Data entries

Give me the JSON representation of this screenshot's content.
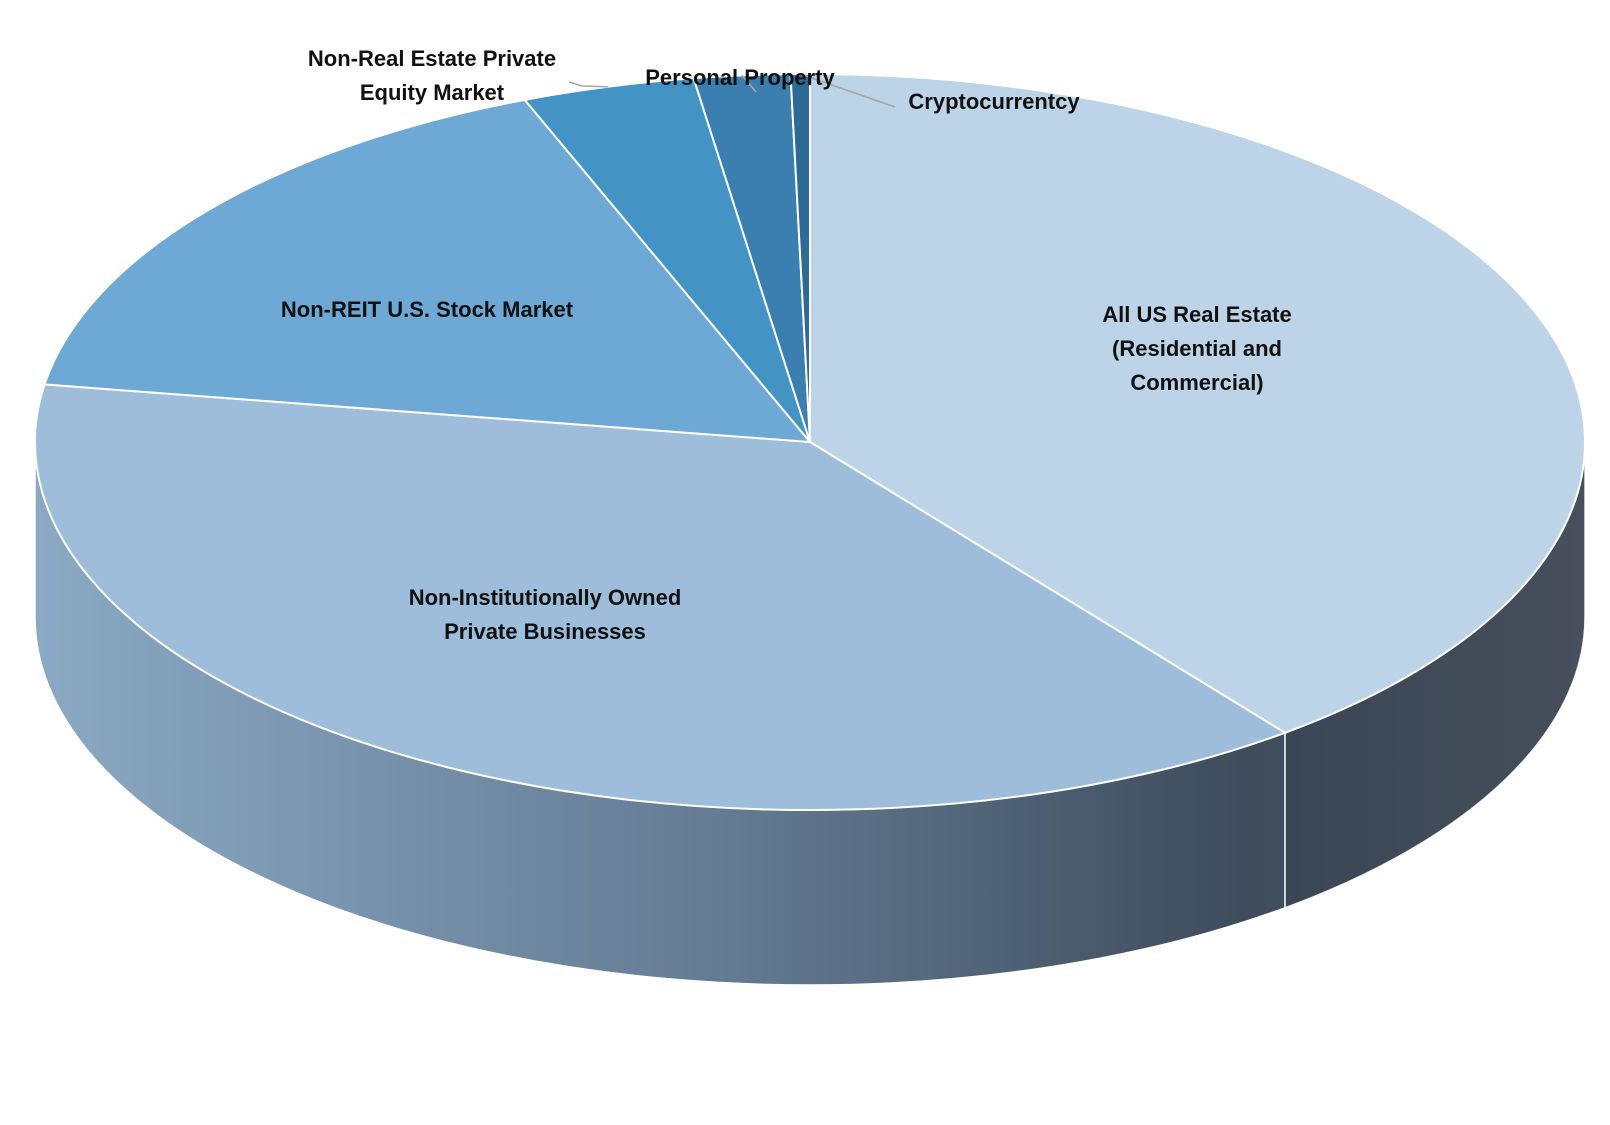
{
  "chart_data": {
    "type": "pie",
    "style": "3d-exploded-tilt",
    "title": "",
    "legend": "none",
    "slices": [
      {
        "label": "All US Real Estate (Residential and Commercial)",
        "value": 39.5,
        "color": "#bdd3e7",
        "label_mode": "inside"
      },
      {
        "label": "Non-Institutionally Owned Private Businesses",
        "value": 38.0,
        "color": "#9dbddb",
        "label_mode": "inside"
      },
      {
        "label": "Non-REIT U.S. Stock Market",
        "value": 16.5,
        "color": "#6ea8d4",
        "label_mode": "inside"
      },
      {
        "label": "Non-Real Estate Private Equity Market",
        "value": 3.6,
        "color": "#4493c5",
        "label_mode": "outside"
      },
      {
        "label": "Personal Property",
        "value": 2.0,
        "color": "#3a7fb0",
        "label_mode": "outside"
      },
      {
        "label": "Cryptocurrentcy",
        "value": 0.4,
        "color": "#2d6a96",
        "label_mode": "outside"
      }
    ],
    "label_lines": [
      [
        "All US Real Estate",
        "(Residential and",
        "Commercial)"
      ],
      [
        "Non-Institutionally Owned",
        "Private Businesses"
      ],
      [
        "Non-REIT U.S. Stock Market"
      ],
      [
        "Non-Real Estate Private",
        "Equity Market"
      ],
      [
        "Personal Property"
      ],
      [
        "Cryptocurrentcy"
      ]
    ]
  }
}
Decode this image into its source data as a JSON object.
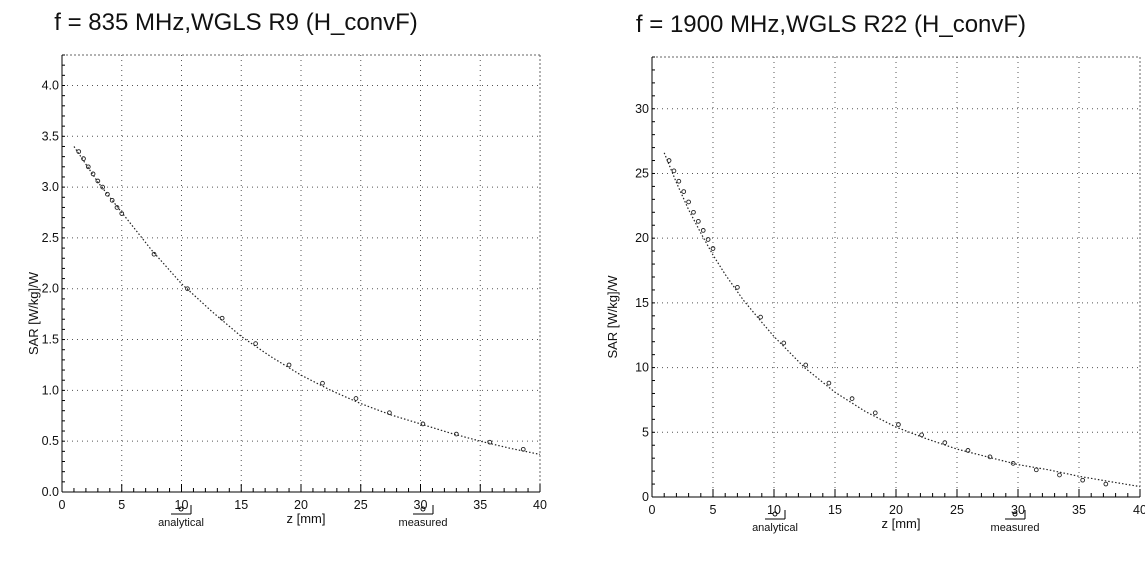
{
  "chart_data": [
    {
      "type": "line",
      "title": "f = 835 MHz,WGLS R9 (H_convF)",
      "xlabel": "z [mm]",
      "ylabel": "SAR [W/kg]/W",
      "xlim": [
        0,
        40
      ],
      "ylim": [
        0,
        4.3
      ],
      "xticks": [
        "0",
        "5",
        "10",
        "15",
        "20",
        "25",
        "30",
        "35",
        "40"
      ],
      "yticks": [
        "0.0",
        "0.5",
        "1.0",
        "1.5",
        "2.0",
        "2.5",
        "3.0",
        "3.5",
        "4.0"
      ],
      "grid": true,
      "legend_position": "bottom",
      "series": [
        {
          "name": "analytical",
          "style": "dotted-line",
          "x": [
            1,
            3,
            5,
            7.5,
            10,
            12.5,
            15,
            17.5,
            20,
            22.5,
            25,
            27.5,
            30,
            32.5,
            35,
            37.5,
            40
          ],
          "y": [
            3.4,
            3.05,
            2.75,
            2.38,
            2.05,
            1.78,
            1.53,
            1.33,
            1.15,
            1.0,
            0.87,
            0.76,
            0.67,
            0.58,
            0.5,
            0.43,
            0.37
          ]
        },
        {
          "name": "measured",
          "style": "markers",
          "x": [
            1.4,
            1.8,
            2.2,
            2.6,
            3.0,
            3.4,
            3.8,
            4.2,
            4.6,
            5.0,
            7.7,
            10.5,
            13.4,
            16.2,
            19.0,
            21.8,
            24.6,
            27.4,
            30.2,
            33.0,
            35.8,
            38.6
          ],
          "y": [
            3.35,
            3.28,
            3.2,
            3.13,
            3.06,
            3.0,
            2.93,
            2.87,
            2.8,
            2.74,
            2.34,
            2.0,
            1.71,
            1.46,
            1.25,
            1.07,
            0.92,
            0.78,
            0.67,
            0.57,
            0.49,
            0.42
          ]
        }
      ]
    },
    {
      "type": "line",
      "title": "f = 1900 MHz,WGLS R22 (H_convF)",
      "xlabel": "z [mm]",
      "ylabel": "SAR [W/kg]/W",
      "xlim": [
        0,
        40
      ],
      "ylim": [
        0,
        34
      ],
      "xticks": [
        "0",
        "5",
        "10",
        "15",
        "20",
        "25",
        "30",
        "35",
        "40"
      ],
      "yticks": [
        "0",
        "5",
        "10",
        "15",
        "20",
        "25",
        "30"
      ],
      "grid": true,
      "legend_position": "bottom",
      "series": [
        {
          "name": "analytical",
          "style": "dotted-line",
          "x": [
            1,
            2,
            3,
            4,
            5,
            6,
            7.5,
            9,
            10,
            12.5,
            15,
            17.5,
            20,
            22.5,
            25,
            27.5,
            30,
            32.5,
            35,
            37.5,
            40
          ],
          "y": [
            26.6,
            24.3,
            22.2,
            20.4,
            18.7,
            17.2,
            15.2,
            13.5,
            12.4,
            10.0,
            8.1,
            6.6,
            5.4,
            4.5,
            3.7,
            3.1,
            2.5,
            2.1,
            1.6,
            1.2,
            0.8
          ]
        },
        {
          "name": "measured",
          "style": "markers",
          "x": [
            1.4,
            1.8,
            2.2,
            2.6,
            3.0,
            3.4,
            3.8,
            4.2,
            4.6,
            5.0,
            7.0,
            8.9,
            10.8,
            12.6,
            14.5,
            16.4,
            18.3,
            20.2,
            22.1,
            24.0,
            25.9,
            27.7,
            29.6,
            31.5,
            33.4,
            35.3,
            37.2
          ],
          "y": [
            26.0,
            25.2,
            24.4,
            23.6,
            22.8,
            22.0,
            21.3,
            20.6,
            19.9,
            19.2,
            16.2,
            13.9,
            11.9,
            10.2,
            8.8,
            7.6,
            6.5,
            5.6,
            4.8,
            4.2,
            3.6,
            3.1,
            2.6,
            2.1,
            1.7,
            1.3,
            1.0
          ]
        }
      ]
    }
  ]
}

Exercise prompt:
Omitting all images, print the listing exactly.

Final answer:
Give me the JSON representation of this screenshot's content.
{
  "chart_data": {
    "type": "pie",
    "style": "3d-exploded-tilt",
    "title": "",
    "legend": "none",
    "slices": [
      {
        "label": "All US Real Estate (Residential and Commercial)",
        "value": 39.5,
        "color": "#bdd3e7",
        "label_mode": "inside"
      },
      {
        "label": "Non-Institutionally Owned Private Businesses",
        "value": 38.0,
        "color": "#9dbddb",
        "label_mode": "inside"
      },
      {
        "label": "Non-REIT U.S. Stock Market",
        "value": 16.5,
        "color": "#6ea8d4",
        "label_mode": "inside"
      },
      {
        "label": "Non-Real Estate Private Equity Market",
        "value": 3.6,
        "color": "#4493c5",
        "label_mode": "outside"
      },
      {
        "label": "Personal Property",
        "value": 2.0,
        "color": "#3a7fb0",
        "label_mode": "outside"
      },
      {
        "label": "Cryptocurrentcy",
        "value": 0.4,
        "color": "#2d6a96",
        "label_mode": "outside"
      }
    ],
    "label_lines": [
      [
        "All US Real Estate",
        "(Residential and",
        "Commercial)"
      ],
      [
        "Non-Institutionally Owned",
        "Private Businesses"
      ],
      [
        "Non-REIT U.S. Stock Market"
      ],
      [
        "Non-Real Estate Private",
        "Equity Market"
      ],
      [
        "Personal Property"
      ],
      [
        "Cryptocurrentcy"
      ]
    ]
  }
}
Decode this image into its source data as a JSON object.
{
  "chart_data": [
    {
      "type": "line",
      "title": "f = 835 MHz,WGLS R9 (H_convF)",
      "xlabel": "z [mm]",
      "ylabel": "SAR [W/kg]/W",
      "xlim": [
        0,
        40
      ],
      "ylim": [
        0,
        4.3
      ],
      "xticks": [
        "0",
        "5",
        "10",
        "15",
        "20",
        "25",
        "30",
        "35",
        "40"
      ],
      "yticks": [
        "0.0",
        "0.5",
        "1.0",
        "1.5",
        "2.0",
        "2.5",
        "3.0",
        "3.5",
        "4.0"
      ],
      "grid": true,
      "legend_position": "bottom",
      "series": [
        {
          "name": "analytical",
          "style": "dotted-line",
          "x": [
            1,
            3,
            5,
            7.5,
            10,
            12.5,
            15,
            17.5,
            20,
            22.5,
            25,
            27.5,
            30,
            32.5,
            35,
            37.5,
            40
          ],
          "y": [
            3.4,
            3.05,
            2.75,
            2.38,
            2.05,
            1.78,
            1.53,
            1.33,
            1.15,
            1.0,
            0.87,
            0.76,
            0.67,
            0.58,
            0.5,
            0.43,
            0.37
          ]
        },
        {
          "name": "measured",
          "style": "markers",
          "x": [
            1.4,
            1.8,
            2.2,
            2.6,
            3.0,
            3.4,
            3.8,
            4.2,
            4.6,
            5.0,
            7.7,
            10.5,
            13.4,
            16.2,
            19.0,
            21.8,
            24.6,
            27.4,
            30.2,
            33.0,
            35.8,
            38.6
          ],
          "y": [
            3.35,
            3.28,
            3.2,
            3.13,
            3.06,
            3.0,
            2.93,
            2.87,
            2.8,
            2.74,
            2.34,
            2.0,
            1.71,
            1.46,
            1.25,
            1.07,
            0.92,
            0.78,
            0.67,
            0.57,
            0.49,
            0.42
          ]
        }
      ]
    },
    {
      "type": "line",
      "title": "f = 1900 MHz,WGLS R22 (H_convF)",
      "xlabel": "z [mm]",
      "ylabel": "SAR [W/kg]/W",
      "xlim": [
        0,
        40
      ],
      "ylim": [
        0,
        34
      ],
      "xticks": [
        "0",
        "5",
        "10",
        "15",
        "20",
        "25",
        "30",
        "35",
        "40"
      ],
      "yticks": [
        "0",
        "5",
        "10",
        "15",
        "20",
        "25",
        "30"
      ],
      "grid": true,
      "legend_position": "bottom",
      "series": [
        {
          "name": "analytical",
          "style": "dotted-line",
          "x": [
            1,
            2,
            3,
            4,
            5,
            6,
            7.5,
            9,
            10,
            12.5,
            15,
            17.5,
            20,
            22.5,
            25,
            27.5,
            30,
            32.5,
            35,
            37.5,
            40
          ],
          "y": [
            26.6,
            24.3,
            22.2,
            20.4,
            18.7,
            17.2,
            15.2,
            13.5,
            12.4,
            10.0,
            8.1,
            6.6,
            5.4,
            4.5,
            3.7,
            3.1,
            2.5,
            2.1,
            1.6,
            1.2,
            0.8
          ]
        },
        {
          "name": "measured",
          "style": "markers",
          "x": [
            1.4,
            1.8,
            2.2,
            2.6,
            3.0,
            3.4,
            3.8,
            4.2,
            4.6,
            5.0,
            7.0,
            8.9,
            10.8,
            12.6,
            14.5,
            16.4,
            18.3,
            20.2,
            22.1,
            24.0,
            25.9,
            27.7,
            29.6,
            31.5,
            33.4,
            35.3,
            37.2
          ],
          "y": [
            26.0,
            25.2,
            24.4,
            23.6,
            22.8,
            22.0,
            21.3,
            20.6,
            19.9,
            19.2,
            16.2,
            13.9,
            11.9,
            10.2,
            8.8,
            7.6,
            6.5,
            5.6,
            4.8,
            4.2,
            3.6,
            3.1,
            2.6,
            2.1,
            1.7,
            1.3,
            1.0
          ]
        }
      ]
    }
  ]
}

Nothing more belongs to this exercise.